▸ **Required task**
Copy every line of the listing that holds the string "icon".

▸ **Material supplied**
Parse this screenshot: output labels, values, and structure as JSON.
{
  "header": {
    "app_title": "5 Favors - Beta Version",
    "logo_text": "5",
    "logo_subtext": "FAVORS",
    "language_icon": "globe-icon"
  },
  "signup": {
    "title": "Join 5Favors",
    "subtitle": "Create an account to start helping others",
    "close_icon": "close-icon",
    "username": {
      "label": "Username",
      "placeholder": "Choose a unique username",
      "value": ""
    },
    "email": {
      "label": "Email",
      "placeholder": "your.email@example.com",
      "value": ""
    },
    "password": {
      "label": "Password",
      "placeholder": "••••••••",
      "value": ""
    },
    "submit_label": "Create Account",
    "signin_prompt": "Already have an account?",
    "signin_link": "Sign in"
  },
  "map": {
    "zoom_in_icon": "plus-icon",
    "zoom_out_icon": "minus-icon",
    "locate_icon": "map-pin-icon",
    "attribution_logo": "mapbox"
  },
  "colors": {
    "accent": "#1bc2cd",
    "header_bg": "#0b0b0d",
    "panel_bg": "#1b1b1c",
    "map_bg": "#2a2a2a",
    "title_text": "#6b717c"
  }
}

▸ **Answer below**
    "language_icon": "globe-icon"
    "close_icon": "close-icon",
    "zoom_in_icon": "plus-icon",
    "zoom_out_icon": "minus-icon",
    "locate_icon": "map-pin-icon",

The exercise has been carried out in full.